Select, from the data, each line where "Count" occurs.

--- ROWS ---

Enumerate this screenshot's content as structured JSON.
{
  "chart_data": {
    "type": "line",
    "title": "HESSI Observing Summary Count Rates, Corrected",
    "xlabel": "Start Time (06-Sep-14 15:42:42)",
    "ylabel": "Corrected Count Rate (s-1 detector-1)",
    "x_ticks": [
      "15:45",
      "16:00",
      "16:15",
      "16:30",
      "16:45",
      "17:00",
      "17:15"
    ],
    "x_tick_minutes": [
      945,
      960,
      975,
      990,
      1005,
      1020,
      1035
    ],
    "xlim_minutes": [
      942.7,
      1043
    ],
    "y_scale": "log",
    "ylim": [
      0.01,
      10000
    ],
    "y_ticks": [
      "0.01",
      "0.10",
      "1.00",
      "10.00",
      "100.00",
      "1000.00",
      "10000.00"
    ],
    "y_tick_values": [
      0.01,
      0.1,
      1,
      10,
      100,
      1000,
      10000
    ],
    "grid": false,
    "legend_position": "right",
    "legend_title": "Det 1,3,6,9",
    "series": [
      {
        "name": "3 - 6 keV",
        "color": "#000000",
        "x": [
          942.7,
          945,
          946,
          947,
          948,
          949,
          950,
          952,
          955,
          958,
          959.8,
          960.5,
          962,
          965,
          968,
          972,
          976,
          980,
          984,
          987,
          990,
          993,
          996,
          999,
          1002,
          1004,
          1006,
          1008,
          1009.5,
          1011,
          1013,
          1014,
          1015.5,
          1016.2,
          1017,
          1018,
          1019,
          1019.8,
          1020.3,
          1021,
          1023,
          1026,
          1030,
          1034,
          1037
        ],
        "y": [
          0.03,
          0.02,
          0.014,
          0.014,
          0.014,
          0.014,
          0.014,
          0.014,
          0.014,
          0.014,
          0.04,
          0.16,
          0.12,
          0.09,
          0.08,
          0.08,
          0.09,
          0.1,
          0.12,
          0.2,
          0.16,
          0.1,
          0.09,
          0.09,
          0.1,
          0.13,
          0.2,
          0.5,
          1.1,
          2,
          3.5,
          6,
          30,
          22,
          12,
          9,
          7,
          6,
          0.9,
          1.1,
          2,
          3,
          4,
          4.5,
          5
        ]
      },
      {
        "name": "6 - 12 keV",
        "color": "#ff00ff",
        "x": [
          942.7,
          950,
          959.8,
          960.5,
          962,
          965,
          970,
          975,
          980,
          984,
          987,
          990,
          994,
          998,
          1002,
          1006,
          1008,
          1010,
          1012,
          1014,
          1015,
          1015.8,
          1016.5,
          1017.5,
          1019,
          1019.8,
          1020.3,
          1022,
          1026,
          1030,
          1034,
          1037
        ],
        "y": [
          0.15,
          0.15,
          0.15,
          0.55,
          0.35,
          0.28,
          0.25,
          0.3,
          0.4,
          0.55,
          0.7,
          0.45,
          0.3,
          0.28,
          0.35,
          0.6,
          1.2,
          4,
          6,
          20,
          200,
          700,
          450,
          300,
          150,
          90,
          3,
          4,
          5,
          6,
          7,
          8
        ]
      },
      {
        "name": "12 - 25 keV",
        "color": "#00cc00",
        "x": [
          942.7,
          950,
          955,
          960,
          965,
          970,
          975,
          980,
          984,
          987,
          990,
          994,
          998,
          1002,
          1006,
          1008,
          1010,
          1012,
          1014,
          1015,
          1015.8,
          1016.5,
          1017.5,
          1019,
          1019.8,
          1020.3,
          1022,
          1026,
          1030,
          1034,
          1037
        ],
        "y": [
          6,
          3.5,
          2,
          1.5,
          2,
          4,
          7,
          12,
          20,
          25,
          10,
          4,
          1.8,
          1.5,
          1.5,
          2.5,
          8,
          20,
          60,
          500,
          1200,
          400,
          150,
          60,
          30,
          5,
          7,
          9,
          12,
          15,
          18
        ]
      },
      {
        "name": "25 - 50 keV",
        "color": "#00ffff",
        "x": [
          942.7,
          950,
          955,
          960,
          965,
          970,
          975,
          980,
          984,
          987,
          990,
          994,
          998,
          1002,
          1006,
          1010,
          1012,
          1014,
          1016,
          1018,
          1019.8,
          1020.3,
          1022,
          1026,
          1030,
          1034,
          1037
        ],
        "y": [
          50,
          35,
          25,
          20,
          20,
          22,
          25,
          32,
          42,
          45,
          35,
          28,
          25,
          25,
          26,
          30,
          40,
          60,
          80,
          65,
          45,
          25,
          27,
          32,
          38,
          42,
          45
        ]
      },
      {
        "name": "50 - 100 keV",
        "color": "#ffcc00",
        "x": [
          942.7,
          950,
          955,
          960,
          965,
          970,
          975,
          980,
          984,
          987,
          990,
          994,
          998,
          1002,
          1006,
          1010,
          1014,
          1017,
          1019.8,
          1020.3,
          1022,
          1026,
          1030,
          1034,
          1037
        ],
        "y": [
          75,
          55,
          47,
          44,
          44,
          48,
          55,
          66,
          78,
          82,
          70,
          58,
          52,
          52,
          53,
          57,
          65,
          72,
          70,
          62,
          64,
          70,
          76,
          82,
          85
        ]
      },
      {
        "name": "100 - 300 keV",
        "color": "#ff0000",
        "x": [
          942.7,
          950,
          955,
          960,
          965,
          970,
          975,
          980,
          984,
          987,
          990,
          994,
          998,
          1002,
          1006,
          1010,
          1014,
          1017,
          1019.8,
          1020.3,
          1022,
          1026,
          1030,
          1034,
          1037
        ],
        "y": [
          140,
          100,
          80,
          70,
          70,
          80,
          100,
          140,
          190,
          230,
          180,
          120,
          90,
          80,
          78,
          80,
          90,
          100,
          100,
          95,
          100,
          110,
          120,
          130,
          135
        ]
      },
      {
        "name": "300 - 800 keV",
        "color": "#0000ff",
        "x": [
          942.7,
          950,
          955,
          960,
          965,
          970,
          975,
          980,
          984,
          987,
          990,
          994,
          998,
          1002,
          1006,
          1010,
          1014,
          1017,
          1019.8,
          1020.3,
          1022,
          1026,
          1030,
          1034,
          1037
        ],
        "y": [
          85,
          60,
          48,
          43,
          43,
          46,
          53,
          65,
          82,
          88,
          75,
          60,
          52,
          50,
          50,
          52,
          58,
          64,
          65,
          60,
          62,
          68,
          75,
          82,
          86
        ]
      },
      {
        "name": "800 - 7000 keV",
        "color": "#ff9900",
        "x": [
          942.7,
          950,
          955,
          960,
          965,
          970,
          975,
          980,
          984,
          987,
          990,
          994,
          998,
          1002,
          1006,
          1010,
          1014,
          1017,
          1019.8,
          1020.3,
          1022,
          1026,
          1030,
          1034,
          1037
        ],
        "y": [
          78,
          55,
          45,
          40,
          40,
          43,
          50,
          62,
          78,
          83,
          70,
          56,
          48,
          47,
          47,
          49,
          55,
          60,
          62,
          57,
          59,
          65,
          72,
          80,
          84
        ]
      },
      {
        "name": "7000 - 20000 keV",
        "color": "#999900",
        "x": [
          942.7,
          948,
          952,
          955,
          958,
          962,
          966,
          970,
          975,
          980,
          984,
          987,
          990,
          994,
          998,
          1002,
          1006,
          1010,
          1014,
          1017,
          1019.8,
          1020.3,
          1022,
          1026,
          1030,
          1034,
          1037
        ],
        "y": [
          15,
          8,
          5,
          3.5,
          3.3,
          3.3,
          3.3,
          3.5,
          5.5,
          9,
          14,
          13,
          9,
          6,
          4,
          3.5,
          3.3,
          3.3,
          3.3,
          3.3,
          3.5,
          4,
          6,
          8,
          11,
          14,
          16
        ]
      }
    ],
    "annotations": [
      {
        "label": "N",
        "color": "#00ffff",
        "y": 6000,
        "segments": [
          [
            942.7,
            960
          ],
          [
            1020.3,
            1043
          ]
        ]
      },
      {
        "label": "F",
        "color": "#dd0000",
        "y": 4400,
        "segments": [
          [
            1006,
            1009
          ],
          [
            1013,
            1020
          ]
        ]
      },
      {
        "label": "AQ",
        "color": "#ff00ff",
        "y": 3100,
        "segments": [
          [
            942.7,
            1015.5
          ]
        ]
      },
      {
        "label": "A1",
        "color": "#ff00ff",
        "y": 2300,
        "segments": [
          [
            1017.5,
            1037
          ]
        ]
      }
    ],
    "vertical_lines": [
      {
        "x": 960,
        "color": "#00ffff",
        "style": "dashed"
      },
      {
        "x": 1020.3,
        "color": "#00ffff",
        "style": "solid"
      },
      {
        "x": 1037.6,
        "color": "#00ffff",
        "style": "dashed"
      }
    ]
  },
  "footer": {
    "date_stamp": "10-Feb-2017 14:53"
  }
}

---

EXERCISE RESULT:
    "title": "HESSI Observing Summary Count Rates, Corrected",
    "ylabel": "Corrected Count Rate (s-1 detector-1)",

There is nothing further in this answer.